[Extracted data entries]

****************

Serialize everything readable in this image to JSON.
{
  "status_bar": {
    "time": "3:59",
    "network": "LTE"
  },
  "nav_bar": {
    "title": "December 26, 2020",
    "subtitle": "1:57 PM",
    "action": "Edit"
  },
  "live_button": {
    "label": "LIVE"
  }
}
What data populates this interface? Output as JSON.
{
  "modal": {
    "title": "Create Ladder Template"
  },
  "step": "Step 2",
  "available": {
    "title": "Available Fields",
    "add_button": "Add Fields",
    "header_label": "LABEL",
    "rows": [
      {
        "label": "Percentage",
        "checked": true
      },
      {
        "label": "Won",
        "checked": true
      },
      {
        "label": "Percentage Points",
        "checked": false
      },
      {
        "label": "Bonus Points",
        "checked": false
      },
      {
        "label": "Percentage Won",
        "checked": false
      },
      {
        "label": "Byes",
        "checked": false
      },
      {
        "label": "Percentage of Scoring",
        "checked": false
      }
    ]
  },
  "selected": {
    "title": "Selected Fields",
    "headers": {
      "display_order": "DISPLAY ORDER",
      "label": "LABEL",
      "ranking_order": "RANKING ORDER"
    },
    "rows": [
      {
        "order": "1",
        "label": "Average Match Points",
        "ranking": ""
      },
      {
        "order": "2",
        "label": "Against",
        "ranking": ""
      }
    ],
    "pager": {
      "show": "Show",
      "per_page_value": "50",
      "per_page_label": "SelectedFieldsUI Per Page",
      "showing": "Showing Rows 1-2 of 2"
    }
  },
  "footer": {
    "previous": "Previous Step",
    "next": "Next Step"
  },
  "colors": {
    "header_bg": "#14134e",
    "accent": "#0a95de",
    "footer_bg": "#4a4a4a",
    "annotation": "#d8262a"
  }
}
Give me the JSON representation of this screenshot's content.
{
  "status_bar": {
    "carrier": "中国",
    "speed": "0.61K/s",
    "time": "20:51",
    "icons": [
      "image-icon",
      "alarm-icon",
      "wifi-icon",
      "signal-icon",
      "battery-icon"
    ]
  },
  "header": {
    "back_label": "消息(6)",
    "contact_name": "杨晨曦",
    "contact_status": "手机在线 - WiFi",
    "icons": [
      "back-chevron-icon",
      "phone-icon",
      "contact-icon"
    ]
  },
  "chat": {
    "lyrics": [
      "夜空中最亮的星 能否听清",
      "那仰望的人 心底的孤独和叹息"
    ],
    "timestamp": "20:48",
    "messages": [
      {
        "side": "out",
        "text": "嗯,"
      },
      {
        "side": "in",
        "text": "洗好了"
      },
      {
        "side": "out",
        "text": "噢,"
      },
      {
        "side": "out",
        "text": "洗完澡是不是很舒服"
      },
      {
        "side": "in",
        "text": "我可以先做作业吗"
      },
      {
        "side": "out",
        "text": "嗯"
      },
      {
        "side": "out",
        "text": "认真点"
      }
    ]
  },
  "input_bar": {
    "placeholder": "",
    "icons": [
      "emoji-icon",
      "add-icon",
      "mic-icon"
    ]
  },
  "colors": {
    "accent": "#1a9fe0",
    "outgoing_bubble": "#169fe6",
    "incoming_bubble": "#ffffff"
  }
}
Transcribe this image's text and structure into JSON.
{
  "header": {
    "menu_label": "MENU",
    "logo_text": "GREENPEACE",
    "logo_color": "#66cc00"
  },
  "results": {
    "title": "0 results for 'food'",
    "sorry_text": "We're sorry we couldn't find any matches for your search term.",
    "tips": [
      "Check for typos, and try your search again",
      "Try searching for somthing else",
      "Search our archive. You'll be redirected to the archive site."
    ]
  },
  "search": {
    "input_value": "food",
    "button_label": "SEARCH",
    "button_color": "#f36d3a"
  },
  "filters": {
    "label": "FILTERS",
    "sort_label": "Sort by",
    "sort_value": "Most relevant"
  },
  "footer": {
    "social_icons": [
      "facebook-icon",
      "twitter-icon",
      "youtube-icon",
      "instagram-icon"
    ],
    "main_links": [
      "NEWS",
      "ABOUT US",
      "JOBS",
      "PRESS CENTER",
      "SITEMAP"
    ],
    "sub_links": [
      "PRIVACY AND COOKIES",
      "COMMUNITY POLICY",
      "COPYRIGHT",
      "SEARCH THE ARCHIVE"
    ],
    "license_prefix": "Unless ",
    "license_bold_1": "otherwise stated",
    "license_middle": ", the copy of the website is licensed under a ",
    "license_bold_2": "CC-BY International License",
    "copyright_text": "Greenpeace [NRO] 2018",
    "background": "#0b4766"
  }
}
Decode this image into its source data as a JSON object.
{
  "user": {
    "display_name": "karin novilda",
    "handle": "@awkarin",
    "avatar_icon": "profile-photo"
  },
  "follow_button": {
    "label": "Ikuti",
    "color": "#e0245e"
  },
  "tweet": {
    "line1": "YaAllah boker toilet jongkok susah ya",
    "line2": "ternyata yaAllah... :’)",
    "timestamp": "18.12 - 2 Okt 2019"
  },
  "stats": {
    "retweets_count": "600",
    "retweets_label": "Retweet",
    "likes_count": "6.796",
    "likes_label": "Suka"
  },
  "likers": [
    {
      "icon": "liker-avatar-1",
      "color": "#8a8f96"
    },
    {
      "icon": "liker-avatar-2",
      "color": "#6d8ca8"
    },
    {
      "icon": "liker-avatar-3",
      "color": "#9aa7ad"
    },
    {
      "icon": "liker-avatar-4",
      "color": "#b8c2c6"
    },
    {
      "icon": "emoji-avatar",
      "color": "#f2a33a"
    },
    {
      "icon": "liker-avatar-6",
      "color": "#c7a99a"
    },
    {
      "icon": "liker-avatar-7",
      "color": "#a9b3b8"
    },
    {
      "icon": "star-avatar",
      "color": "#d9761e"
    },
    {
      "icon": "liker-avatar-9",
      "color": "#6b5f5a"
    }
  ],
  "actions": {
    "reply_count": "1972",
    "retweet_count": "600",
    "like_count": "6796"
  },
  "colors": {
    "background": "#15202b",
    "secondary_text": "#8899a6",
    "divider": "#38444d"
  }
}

****************

> **REQUIRED WORK**
Give again, word for word, every line from the one holding "Decode this image" to the end of the data.

> **SOLVED PROBLEM**
Decode this image into its source data as a JSON object.
{
  "user": {
    "display_name": "karin novilda",
    "handle": "@awkarin",
    "avatar_icon": "profile-photo"
  },
  "follow_button": {
    "label": "Ikuti",
    "color": "#e0245e"
  },
  "tweet": {
    "line1": "YaAllah boker toilet jongkok susah ya",
    "line2": "ternyata yaAllah... :’)",
    "timestamp": "18.12 - 2 Okt 2019"
  },
  "stats": {
    "retweets_count": "600",
    "retweets_label": "Retweet",
    "likes_count": "6.796",
    "likes_label": "Suka"
  },
  "likers": [
    {
      "icon": "liker-avatar-1",
      "color": "#8a8f96"
    },
    {
      "icon": "liker-avatar-2",
      "color": "#6d8ca8"
    },
    {
      "icon": "liker-avatar-3",
      "color": "#9aa7ad"
    },
    {
      "icon": "liker-avatar-4",
      "color": "#b8c2c6"
    },
    {
      "icon": "emoji-avatar",
      "color": "#f2a33a"
    },
    {
      "icon": "liker-avatar-6",
      "color": "#c7a99a"
    },
    {
      "icon": "liker-avatar-7",
      "color": "#a9b3b8"
    },
    {
      "icon": "star-avatar",
      "color": "#d9761e"
    },
    {
      "icon": "liker-avatar-9",
      "color": "#6b5f5a"
    }
  ],
  "actions": {
    "reply_count": "1972",
    "retweet_count": "600",
    "like_count": "6796"
  },
  "colors": {
    "background": "#15202b",
    "secondary_text": "#8899a6",
    "divider": "#38444d"
  }
}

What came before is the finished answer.